### Problem to work on
Take every line where the string "Terracina" appears and copy it.

### Exercise inputs
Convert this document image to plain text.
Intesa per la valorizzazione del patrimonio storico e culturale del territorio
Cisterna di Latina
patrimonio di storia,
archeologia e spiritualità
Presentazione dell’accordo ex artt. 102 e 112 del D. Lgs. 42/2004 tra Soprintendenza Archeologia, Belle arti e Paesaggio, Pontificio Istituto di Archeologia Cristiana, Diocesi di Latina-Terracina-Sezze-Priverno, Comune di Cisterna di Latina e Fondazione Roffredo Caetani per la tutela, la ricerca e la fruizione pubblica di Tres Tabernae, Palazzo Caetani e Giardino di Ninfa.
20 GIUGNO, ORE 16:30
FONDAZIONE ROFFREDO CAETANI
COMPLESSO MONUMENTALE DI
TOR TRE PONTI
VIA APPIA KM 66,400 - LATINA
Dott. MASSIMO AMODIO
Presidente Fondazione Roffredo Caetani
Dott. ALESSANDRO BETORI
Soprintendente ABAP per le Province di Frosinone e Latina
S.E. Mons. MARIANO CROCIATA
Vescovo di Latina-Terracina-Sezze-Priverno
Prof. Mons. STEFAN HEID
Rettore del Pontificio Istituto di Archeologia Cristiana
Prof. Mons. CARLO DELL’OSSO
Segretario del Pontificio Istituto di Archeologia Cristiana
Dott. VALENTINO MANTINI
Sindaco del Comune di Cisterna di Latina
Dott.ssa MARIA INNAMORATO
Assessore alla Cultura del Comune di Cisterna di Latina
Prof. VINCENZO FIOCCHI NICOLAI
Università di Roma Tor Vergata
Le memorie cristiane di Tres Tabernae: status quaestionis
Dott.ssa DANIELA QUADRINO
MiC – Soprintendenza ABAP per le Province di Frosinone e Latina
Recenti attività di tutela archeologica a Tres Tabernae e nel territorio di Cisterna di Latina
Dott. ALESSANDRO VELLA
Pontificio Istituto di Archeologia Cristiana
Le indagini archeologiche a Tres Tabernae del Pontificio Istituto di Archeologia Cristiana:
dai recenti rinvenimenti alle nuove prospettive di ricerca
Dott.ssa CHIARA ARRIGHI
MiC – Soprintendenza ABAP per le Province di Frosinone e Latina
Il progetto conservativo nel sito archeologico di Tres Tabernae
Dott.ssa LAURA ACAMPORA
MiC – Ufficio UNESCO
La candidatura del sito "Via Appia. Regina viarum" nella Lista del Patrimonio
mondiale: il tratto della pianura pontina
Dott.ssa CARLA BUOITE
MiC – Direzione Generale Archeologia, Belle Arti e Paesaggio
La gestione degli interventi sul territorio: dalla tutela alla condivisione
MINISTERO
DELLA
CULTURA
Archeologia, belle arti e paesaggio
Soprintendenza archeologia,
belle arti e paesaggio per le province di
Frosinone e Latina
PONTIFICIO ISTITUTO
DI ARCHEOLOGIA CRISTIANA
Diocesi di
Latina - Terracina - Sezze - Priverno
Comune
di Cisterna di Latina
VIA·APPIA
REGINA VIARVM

---

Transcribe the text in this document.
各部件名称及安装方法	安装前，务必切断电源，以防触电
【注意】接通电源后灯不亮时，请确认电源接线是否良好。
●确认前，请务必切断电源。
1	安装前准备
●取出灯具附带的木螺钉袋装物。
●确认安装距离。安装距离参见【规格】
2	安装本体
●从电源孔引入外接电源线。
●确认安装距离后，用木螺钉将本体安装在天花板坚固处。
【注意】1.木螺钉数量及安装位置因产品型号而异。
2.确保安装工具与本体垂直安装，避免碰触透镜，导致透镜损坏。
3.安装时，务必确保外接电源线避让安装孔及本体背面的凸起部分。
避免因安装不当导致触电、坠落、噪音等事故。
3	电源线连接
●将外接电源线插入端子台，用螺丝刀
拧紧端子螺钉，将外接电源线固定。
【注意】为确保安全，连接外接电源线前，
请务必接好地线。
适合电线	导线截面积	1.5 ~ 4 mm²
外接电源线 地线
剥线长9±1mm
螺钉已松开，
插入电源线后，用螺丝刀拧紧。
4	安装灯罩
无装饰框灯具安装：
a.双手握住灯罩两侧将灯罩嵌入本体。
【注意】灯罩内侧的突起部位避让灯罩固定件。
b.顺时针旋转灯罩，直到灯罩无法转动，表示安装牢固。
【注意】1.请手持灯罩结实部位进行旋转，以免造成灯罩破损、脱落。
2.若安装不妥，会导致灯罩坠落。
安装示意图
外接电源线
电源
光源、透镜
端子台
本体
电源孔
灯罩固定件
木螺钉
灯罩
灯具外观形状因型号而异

==

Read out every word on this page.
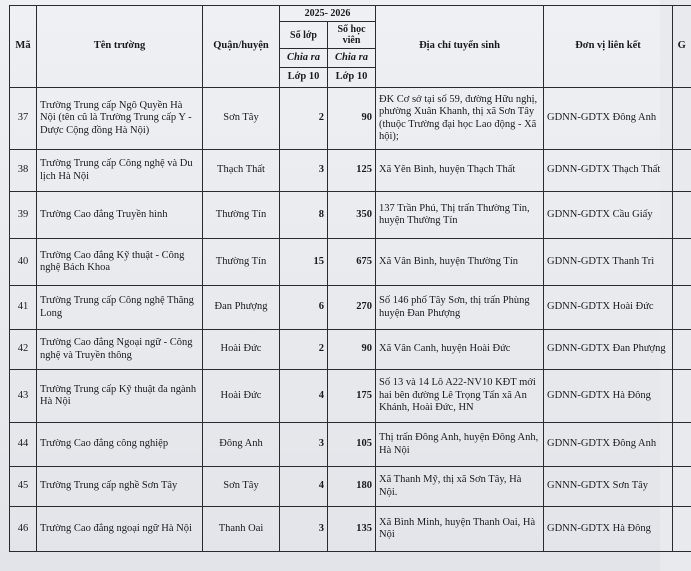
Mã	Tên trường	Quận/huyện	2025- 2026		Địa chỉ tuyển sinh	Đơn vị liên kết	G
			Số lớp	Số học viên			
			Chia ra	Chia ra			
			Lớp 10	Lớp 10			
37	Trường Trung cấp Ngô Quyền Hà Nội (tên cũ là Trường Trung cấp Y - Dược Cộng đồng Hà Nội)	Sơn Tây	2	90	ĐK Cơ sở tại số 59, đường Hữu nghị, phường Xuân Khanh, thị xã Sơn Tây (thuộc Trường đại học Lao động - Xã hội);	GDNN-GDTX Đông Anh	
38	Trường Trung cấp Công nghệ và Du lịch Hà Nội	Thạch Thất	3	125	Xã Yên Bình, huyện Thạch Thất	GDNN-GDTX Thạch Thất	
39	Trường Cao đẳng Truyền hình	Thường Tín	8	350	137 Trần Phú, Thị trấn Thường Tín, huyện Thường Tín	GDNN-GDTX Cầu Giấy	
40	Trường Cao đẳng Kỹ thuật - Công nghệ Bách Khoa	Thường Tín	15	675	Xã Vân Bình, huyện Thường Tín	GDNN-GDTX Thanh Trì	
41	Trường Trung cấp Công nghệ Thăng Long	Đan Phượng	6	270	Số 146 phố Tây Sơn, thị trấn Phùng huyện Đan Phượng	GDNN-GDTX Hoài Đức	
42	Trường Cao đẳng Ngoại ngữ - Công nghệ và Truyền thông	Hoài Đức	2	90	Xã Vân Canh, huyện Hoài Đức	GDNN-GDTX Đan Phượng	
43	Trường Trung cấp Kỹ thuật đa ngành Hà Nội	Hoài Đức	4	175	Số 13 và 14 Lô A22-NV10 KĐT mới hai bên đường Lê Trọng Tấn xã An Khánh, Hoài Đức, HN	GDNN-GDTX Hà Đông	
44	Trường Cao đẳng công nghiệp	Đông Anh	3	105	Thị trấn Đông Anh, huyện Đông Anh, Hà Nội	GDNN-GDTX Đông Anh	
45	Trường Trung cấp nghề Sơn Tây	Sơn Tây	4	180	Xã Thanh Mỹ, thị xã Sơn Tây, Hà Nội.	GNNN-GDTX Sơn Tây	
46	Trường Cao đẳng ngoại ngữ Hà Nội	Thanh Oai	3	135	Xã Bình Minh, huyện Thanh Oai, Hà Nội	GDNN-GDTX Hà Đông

### Written response
Presentazione dell’accordo ex artt. 102 e 112 del D. Lgs. 42/2004 tra Soprintendenza Archeologia, Belle arti e Paesaggio, Pontificio Istituto di Archeologia Cristiana, Diocesi di Latina-Terracina-Sezze-Priverno, Comune di Cisterna di Latina e Fondazione Roffredo Caetani per la tutela, la ricerca e la fruizione pubblica di Tres Tabernae, Palazzo Caetani e Giardino di Ninfa.
Vescovo di Latina-Terracina-Sezze-Priverno
Latina - Terracina - Sezze - Priverno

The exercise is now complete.